§ STATED TASK: Rewrite the records from the line containing "- choice-question-1: 1." through the line containing "- question-line: ( )。: [138, 301, 185, 325]", changing every "question-line" to "text-line" and leaving everything else unchanged.

§ GIVEN INFORMATION:
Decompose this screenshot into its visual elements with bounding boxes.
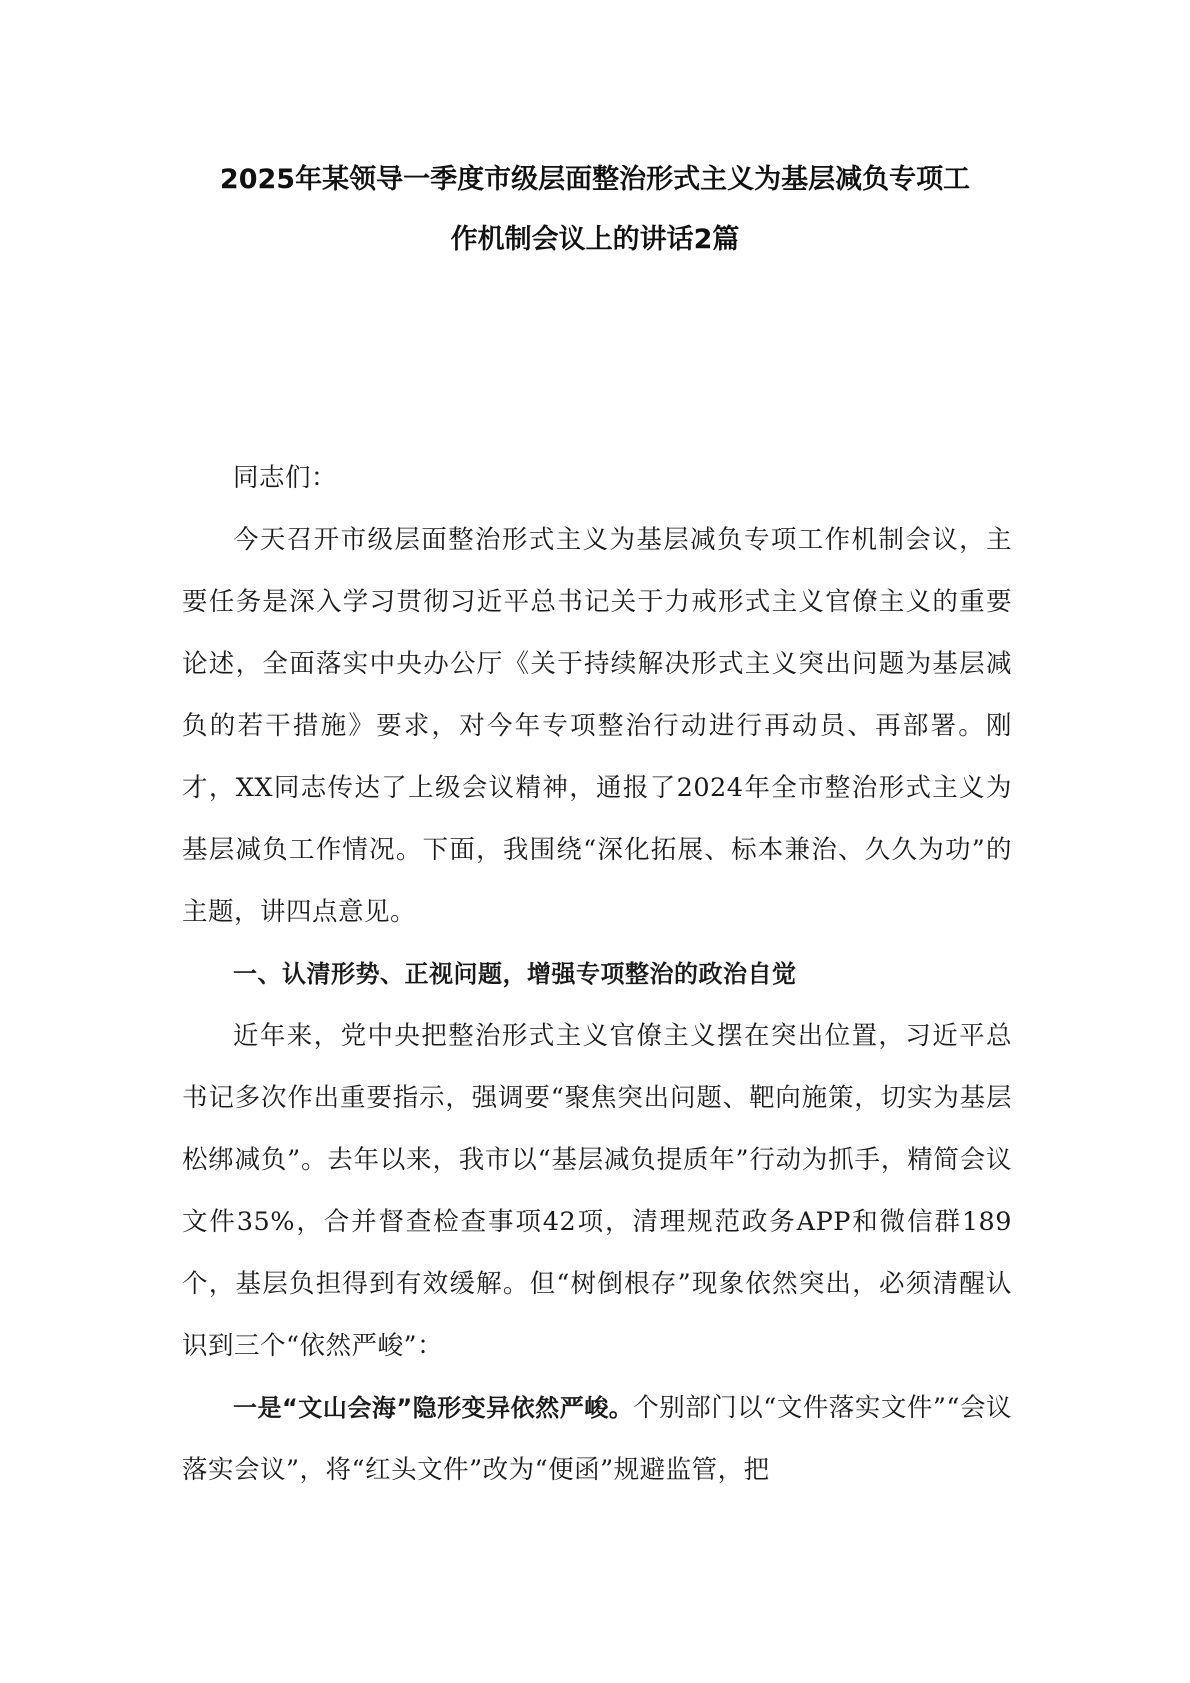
point-1-text: 个别部门以“文件落实文件”“会议落实会议”，将“红头文件”改为“便函”规避监管，把 (182, 1393, 1012, 1485)
point-1-paragraph (182, 1377, 1012, 1501)
document-body (182, 447, 1012, 1501)
salutation: 同志们： (233, 463, 338, 493)
point-1-lead: 一是“文山会海”隐形变异依然严峻。 (233, 1394, 634, 1422)
section-1-heading: 一、认清形势、正视问题，增强专项整治的政治自觉 (233, 960, 797, 988)
title-line-1: 2025年某领导一季度市级层面整治形式主义为基层减负专项工 (219, 164, 971, 195)
section-1-paragraph: 近年来，党中央把整治形式主义官僚主义摆在突出位置，习近平总书记多次作出重要指示，强调要“聚焦突出问题、靶向施策，切实为基层松绑减负”。去年以来，我市以“基层减负提质年”行动为抓手，精简会议文件35%，合并督查检查事项42项，清理规范政务APP和微信群189个，基层负担得到有效缓解。但“树倒根存”现象依然突出，必须清醒认识到三个“依然严峻”： (182, 1021, 1012, 1361)
title-line-2: 作机制会议上的讲话2篇 (450, 224, 740, 255)
document-title (180, 150, 1010, 270)
intro-paragraph: 今天召开市级层面整治形式主义为基层减负专项工作机制会议，主要任务是深入学习贯彻习近平总书记关于力戒形式主义官僚主义的重要论述，全面落实中央办公厅《关于持续解决形式主义突出问题为基层减负的若干措施》要求，对今年专项整治行动进行再动员、再部署。刚才，XX同志传达了上级会议精神，通报了2024年全市整治形式主义为基层减负工作情况。下面，我围绕“深化拓展、标本兼治、久久为功”的主题，讲四点意见。 (182, 525, 1012, 927)
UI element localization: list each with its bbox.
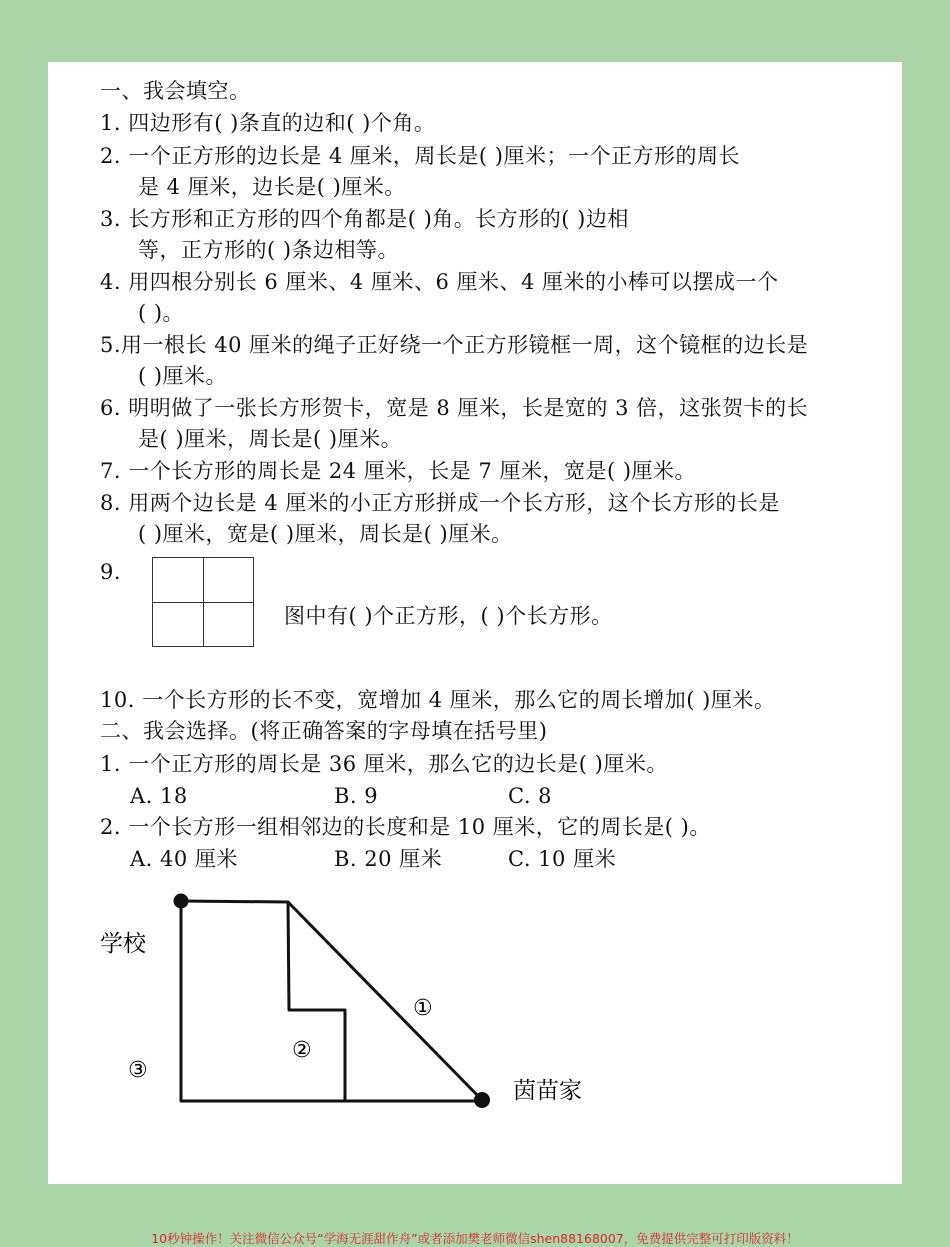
- choice-question-1: 1. 一个正方形的周长是 36 厘米，那么它的边长是( )厘米。: [100, 752, 668, 776]
- choice-question-2: 2. 一个长方形一组相邻边的长度和是 10 厘米，它的周长是( )。: [100, 815, 711, 839]
- worksheet-page: [48, 62, 902, 1184]
- question-line: ( )厘米，宽是( )厘米，周长是( )厘米。: [138, 522, 513, 546]
- question-line: ( )。: [138, 301, 185, 325]
- q9-text: 图中有( )个正方形，( )个长方形。: [284, 604, 613, 628]
- q9-number: 9.: [100, 560, 122, 584]
- question-line: 4. 用四根分别长 6 厘米、4 厘米、6 厘米、4 厘米的小棒可以摆成一个: [100, 270, 779, 294]
- route-1-path: [288, 902, 482, 1100]
- school-label: 学校: [100, 931, 146, 957]
- section1-title: 一、我会填空。: [100, 79, 251, 103]
- route-2-label: ②: [292, 1038, 312, 1063]
- option-b: B. 20 厘米: [334, 847, 443, 871]
- route-3-path: [181, 902, 482, 1101]
- route-1-label: ①: [413, 996, 433, 1021]
- home-point: [474, 1092, 490, 1108]
- question-line: ( )厘米。: [138, 364, 228, 388]
- question-line: 8. 用两个边长是 4 厘米的小正方形拼成一个长方形，这个长方形的长是: [100, 491, 780, 515]
- question-line: 是( )厘米，周长是( )厘米。: [138, 427, 403, 451]
- question-line: 5.用一根长 40 厘米的绳子正好绕一个正方形镜框一周，这个镜框的边长是: [100, 333, 809, 357]
- question-line: 3. 长方形和正方形的四个角都是( )角。长方形的( )边相: [100, 207, 629, 231]
- option-a: A. 18: [130, 784, 188, 808]
- option-c: C. 8: [508, 784, 553, 808]
- question-line: 是 4 厘米，边长是( )厘米。: [138, 175, 406, 199]
- option-b: B. 9: [334, 784, 379, 808]
- option-a: A. 40 厘米: [130, 847, 238, 871]
- question-10: 10. 一个长方形的长不变，宽增加 4 厘米，那么它的周长增加( )厘米。: [100, 688, 776, 712]
- route-3-label: ③: [128, 1058, 148, 1083]
- promo-footer: 10秒钟操作！关注微信公众号“学海无涯甜作舟”或者添加樊老师微信shen88168007，免费提供完整可打印版资料！: [151, 1231, 799, 1246]
- option-c: C. 10 厘米: [508, 847, 617, 871]
- section2-title: 二、我会选择。(将正确答案的字母填在括号里): [100, 719, 548, 743]
- home-label: 茵苗家: [513, 1078, 582, 1104]
- question-line: 2. 一个正方形的边长是 4 厘米，周长是( )厘米；一个正方形的周长: [100, 144, 740, 168]
- route-diagram: [48, 62, 902, 1184]
- question-line: 1. 四边形有( )条直的边和( )个角。: [100, 111, 436, 135]
- question-line: 等，正方形的( )条边相等。: [138, 238, 400, 262]
- route-2-path: [181, 901, 345, 1101]
- question-line: 6. 明明做了一张长方形贺卡，宽是 8 厘米，长是宽的 3 倍，这张贺卡的长: [100, 396, 809, 420]
- question-line: 7. 一个长方形的周长是 24 厘米，长是 7 厘米，宽是( )厘米。: [100, 459, 697, 483]
- school-point: [174, 894, 189, 909]
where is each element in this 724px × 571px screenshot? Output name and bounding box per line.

§ FULL ANSWER:
- choice-question-1: 1. 一个正方形的周长是 36 厘米，那么它的边长是( )厘米。: [100, 752, 668, 776]
- choice-question-2: 2. 一个长方形一组相邻边的长度和是 10 厘米，它的周长是( )。: [100, 815, 711, 839]
- worksheet-page: [48, 62, 902, 1184]
- text-line: ( )厘米，宽是( )厘米，周长是( )厘米。: [138, 522, 513, 546]
- text-line: ( )。: [138, 301, 185, 325]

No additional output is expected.